Without altering anything, repeat each of the records.

[Dataset items]
_ _ _ _
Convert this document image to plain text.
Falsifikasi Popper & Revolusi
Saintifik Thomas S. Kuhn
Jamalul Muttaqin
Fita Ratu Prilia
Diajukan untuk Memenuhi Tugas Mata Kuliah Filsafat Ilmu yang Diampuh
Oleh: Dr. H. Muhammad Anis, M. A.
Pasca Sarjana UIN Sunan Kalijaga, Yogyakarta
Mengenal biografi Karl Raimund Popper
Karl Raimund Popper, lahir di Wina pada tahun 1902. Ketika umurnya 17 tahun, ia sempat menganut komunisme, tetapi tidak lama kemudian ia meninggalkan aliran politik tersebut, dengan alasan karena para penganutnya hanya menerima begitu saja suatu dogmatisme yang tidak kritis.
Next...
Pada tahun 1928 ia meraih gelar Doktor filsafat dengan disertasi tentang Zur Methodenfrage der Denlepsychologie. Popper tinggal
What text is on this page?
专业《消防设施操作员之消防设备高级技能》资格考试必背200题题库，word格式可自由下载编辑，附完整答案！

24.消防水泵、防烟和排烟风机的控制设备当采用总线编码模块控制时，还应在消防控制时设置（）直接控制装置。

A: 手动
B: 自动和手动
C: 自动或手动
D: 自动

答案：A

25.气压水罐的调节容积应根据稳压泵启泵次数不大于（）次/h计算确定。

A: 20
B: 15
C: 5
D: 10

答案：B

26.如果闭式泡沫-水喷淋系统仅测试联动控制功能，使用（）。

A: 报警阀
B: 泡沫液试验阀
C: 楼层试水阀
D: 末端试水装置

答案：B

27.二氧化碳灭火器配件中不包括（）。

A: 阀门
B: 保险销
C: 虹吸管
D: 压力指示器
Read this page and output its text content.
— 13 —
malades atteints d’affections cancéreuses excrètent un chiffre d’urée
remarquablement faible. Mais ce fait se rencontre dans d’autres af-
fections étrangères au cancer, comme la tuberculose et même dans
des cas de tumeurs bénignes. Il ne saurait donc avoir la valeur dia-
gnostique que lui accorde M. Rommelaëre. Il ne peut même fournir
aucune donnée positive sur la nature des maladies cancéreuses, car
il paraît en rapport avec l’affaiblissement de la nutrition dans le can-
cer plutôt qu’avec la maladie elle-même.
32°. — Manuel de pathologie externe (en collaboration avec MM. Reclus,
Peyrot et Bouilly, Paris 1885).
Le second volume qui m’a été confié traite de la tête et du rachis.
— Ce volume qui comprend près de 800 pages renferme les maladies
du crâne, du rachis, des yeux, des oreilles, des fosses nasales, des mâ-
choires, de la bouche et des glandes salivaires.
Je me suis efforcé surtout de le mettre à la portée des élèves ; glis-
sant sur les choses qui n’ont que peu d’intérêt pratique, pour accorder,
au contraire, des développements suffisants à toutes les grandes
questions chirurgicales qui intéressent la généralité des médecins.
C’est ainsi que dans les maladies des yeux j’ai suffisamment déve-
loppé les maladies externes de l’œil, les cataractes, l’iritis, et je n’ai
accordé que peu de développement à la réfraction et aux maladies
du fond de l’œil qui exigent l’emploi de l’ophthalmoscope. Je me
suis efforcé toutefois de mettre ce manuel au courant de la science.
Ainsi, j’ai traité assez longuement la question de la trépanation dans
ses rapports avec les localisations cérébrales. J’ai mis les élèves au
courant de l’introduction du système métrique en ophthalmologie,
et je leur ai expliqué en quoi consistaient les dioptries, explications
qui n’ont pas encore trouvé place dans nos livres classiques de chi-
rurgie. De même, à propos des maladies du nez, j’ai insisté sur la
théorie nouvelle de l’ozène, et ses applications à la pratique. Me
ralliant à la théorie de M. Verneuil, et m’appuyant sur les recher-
_ _ _ _
◆ **Answer to this exercise**:
Convert this document image to plain text.
Falsifikasi Popper & Revolusi
Saintifik Thomas S. Kuhn
Jamalul Muttaqin
Fita Ratu Prilia
Diajukan untuk Memenuhi Tugas Mata Kuliah Filsafat Ilmu yang Diampuh
Oleh: Dr. H. Muhammad Anis, M. A.
Pasca Sarjana UIN Sunan Kalijaga, Yogyakarta
Mengenal biografi Karl Raimund Popper
Karl Raimund Popper, lahir di Wina pada tahun 1902. Ketika umurnya 17 tahun, ia sempat menganut komunisme, tetapi tidak lama kemudian ia meninggalkan aliran politik tersebut, dengan alasan karena para penganutnya hanya menerima begitu saja suatu dogmatisme yang tidak kritis.
Next...
Pada tahun 1928 ia meraih gelar Doktor filsafat dengan disertasi tentang Zur Methodenfrage der Denlepsychologie. Popper tinggal
What text is on this page?
专业《消防设施操作员之消防设备高级技能》资格考试必背200题题库，word格式可自由下载编辑，附完整答案！

24.消防水泵、防烟和排烟风机的控制设备当采用总线编码模块控制时，还应在消防控制时设置（）直接控制装置。

A: 手动
B: 自动和手动
C: 自动或手动
D: 自动

答案：A

25.气压水罐的调节容积应根据稳压泵启泵次数不大于（）次/h计算确定。

A: 20
B: 15
C: 5
D: 10

答案：B

26.如果闭式泡沫-水喷淋系统仅测试联动控制功能，使用（）。

A: 报警阀
B: 泡沫液试验阀
C: 楼层试水阀
D: 末端试水装置

答案：B

27.二氧化碳灭火器配件中不包括（）。

A: 阀门
B: 保险销
C: 虹吸管
D: 压力指示器
Read this page and output its text content.
— 13 —
malades atteints d’affections cancéreuses excrètent un chiffre d’urée
remarquablement faible. Mais ce fait se rencontre dans d’autres af-
fections étrangères au cancer, comme la tuberculose et même dans
des cas de tumeurs bénignes. Il ne saurait donc avoir la valeur dia-
gnostique que lui accorde M. Rommelaëre. Il ne peut même fournir
aucune donnée positive sur la nature des maladies cancéreuses, car
il paraît en rapport avec l’affaiblissement de la nutrition dans le can-
cer plutôt qu’avec la maladie elle-même.
32°. — Manuel de pathologie externe (en collaboration avec MM. Reclus,
Peyrot et Bouilly, Paris 1885).
Le second volume qui m’a été confié traite de la tête et du rachis.
— Ce volume qui comprend près de 800 pages renferme les maladies
du crâne, du rachis, des yeux, des oreilles, des fosses nasales, des mâ-
choires, de la bouche et des glandes salivaires.
Je me suis efforcé surtout de le mettre à la portée des élèves ; glis-
sant sur les choses qui n’ont que peu d’intérêt pratique, pour accorder,
au contraire, des développements suffisants à toutes les grandes
questions chirurgicales qui intéressent la généralité des médecins.
C’est ainsi que dans les maladies des yeux j’ai suffisamment déve-
loppé les maladies externes de l’œil, les cataractes, l’iritis, et je n’ai
accordé que peu de développement à la réfraction et aux maladies
du fond de l’œil qui exigent l’emploi de l’ophthalmoscope. Je me
suis efforcé toutefois de mettre ce manuel au courant de la science.
Ainsi, j’ai traité assez longuement la question de la trépanation dans
ses rapports avec les localisations cérébrales. J’ai mis les élèves au
courant de l’introduction du système métrique en ophthalmologie,
et je leur ai expliqué en quoi consistaient les dioptries, explications
qui n’ont pas encore trouvé place dans nos livres classiques de chi-
rurgie. De même, à propos des maladies du nez, j’ai insisté sur la
théorie nouvelle de l’ozène, et ses applications à la pratique. Me
ralliant à la théorie de M. Verneuil, et m’appuyant sur les recher-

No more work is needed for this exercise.